TASK TO CARRY OUT: Copy every line of the records below where the word "заявителя" occurs.

+ + +

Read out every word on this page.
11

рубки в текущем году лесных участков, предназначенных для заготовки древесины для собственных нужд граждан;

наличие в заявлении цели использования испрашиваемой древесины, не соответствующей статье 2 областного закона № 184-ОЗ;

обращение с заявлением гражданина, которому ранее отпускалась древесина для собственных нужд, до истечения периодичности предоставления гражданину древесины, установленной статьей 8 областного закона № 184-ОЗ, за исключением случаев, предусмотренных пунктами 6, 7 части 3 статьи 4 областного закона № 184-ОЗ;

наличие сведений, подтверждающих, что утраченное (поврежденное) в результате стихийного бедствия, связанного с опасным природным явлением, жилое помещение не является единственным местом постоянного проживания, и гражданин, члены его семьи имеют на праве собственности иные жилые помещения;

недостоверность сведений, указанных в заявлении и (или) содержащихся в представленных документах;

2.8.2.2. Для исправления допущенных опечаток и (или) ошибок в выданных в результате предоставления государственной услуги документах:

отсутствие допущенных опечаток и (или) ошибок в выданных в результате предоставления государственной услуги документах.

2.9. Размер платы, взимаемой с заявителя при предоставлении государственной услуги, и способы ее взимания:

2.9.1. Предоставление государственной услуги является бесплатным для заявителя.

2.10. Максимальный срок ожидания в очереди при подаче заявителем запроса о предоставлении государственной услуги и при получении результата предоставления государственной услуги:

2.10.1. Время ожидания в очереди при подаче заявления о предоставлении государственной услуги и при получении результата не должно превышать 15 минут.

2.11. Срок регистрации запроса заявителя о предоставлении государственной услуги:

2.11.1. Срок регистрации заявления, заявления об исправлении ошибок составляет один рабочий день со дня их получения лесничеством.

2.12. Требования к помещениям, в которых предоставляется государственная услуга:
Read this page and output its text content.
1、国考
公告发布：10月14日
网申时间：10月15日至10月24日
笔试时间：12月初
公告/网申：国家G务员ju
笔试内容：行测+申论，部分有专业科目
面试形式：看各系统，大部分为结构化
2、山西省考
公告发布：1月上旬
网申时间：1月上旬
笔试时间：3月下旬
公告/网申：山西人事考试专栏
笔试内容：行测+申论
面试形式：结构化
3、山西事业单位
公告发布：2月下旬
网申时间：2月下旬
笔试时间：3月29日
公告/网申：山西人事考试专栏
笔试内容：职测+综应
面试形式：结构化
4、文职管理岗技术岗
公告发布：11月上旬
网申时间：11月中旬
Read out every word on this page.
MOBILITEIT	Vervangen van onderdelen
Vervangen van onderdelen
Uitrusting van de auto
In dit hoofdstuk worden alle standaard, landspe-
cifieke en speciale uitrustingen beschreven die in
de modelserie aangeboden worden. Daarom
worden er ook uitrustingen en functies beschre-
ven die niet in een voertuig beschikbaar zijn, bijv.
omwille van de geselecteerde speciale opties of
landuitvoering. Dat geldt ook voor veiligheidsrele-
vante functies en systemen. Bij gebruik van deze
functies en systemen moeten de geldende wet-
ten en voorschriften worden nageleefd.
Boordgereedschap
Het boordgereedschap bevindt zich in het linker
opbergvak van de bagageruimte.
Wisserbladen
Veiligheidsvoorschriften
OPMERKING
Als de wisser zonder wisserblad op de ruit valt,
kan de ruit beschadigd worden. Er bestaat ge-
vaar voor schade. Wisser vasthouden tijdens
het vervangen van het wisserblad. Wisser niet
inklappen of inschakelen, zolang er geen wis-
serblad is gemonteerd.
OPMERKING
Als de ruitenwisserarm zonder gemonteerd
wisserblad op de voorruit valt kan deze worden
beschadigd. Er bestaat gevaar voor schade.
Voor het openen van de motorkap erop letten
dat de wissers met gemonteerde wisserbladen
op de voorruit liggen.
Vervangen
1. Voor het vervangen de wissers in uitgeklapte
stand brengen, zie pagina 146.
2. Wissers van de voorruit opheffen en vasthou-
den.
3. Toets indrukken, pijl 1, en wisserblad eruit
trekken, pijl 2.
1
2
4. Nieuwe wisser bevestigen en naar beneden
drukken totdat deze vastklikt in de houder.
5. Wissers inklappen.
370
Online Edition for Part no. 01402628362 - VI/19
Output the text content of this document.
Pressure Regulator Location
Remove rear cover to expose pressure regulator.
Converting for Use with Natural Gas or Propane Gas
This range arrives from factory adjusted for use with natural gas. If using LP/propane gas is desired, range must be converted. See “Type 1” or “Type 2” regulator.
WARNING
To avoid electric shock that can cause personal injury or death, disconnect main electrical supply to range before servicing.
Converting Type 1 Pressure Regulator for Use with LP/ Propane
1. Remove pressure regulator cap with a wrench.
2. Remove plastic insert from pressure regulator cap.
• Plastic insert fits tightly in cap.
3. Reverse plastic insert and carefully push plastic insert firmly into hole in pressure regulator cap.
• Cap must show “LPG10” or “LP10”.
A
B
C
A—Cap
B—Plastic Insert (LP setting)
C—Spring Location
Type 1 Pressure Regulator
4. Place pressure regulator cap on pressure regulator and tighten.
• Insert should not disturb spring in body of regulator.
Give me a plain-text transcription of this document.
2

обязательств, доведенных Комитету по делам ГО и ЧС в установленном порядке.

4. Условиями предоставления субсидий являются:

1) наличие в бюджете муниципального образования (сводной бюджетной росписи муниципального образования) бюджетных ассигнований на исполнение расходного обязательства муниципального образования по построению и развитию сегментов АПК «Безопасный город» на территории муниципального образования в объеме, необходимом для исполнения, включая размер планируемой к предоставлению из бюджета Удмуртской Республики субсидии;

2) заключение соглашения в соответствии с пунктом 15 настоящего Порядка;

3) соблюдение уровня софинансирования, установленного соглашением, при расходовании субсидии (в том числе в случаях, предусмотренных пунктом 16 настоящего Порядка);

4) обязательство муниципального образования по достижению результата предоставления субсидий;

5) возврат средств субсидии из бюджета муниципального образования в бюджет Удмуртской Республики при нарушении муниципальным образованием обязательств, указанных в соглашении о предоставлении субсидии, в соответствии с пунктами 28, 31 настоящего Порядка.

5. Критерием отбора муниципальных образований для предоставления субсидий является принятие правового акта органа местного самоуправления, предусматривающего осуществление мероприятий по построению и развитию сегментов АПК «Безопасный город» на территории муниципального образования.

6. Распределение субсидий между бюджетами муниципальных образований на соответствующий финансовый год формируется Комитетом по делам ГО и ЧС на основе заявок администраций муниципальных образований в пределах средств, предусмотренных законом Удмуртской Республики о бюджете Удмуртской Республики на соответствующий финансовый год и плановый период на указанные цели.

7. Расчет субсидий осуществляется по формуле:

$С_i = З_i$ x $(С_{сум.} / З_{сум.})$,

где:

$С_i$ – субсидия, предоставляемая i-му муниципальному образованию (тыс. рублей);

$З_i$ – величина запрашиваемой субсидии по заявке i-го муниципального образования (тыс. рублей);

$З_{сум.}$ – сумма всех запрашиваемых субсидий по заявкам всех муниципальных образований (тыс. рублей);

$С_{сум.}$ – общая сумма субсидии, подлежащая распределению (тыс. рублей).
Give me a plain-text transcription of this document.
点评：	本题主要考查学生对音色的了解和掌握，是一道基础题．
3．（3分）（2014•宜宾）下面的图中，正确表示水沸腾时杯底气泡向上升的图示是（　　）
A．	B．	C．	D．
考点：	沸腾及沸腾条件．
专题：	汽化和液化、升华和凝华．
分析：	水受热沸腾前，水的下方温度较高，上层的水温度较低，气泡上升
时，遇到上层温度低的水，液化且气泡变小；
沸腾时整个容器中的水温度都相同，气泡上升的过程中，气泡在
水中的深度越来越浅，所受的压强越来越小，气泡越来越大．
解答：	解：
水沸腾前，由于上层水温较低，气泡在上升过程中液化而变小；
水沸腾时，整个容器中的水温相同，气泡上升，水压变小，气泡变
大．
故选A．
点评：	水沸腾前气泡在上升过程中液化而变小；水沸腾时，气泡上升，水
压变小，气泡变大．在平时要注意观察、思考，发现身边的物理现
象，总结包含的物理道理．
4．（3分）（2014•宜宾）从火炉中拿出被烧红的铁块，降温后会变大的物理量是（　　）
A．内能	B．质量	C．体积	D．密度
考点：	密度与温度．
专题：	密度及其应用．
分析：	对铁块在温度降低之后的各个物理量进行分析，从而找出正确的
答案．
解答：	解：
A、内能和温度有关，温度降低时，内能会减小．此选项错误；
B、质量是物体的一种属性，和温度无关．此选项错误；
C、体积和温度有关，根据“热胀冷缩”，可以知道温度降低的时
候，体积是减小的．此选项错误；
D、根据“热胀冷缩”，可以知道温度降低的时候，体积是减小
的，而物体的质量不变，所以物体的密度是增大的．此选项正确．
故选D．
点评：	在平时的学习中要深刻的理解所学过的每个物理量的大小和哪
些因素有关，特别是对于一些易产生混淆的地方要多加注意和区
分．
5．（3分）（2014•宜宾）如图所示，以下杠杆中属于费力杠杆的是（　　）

+ + +

EXERCISE SOLUTION:
2.9. Размер платы, взимаемой с заявителя при предоставлении государственной услуги, и способы ее взимания:
2.9.1. Предоставление государственной услуги является бесплатным для заявителя.
2.11. Срок регистрации запроса заявителя о предоставлении государственной услуги:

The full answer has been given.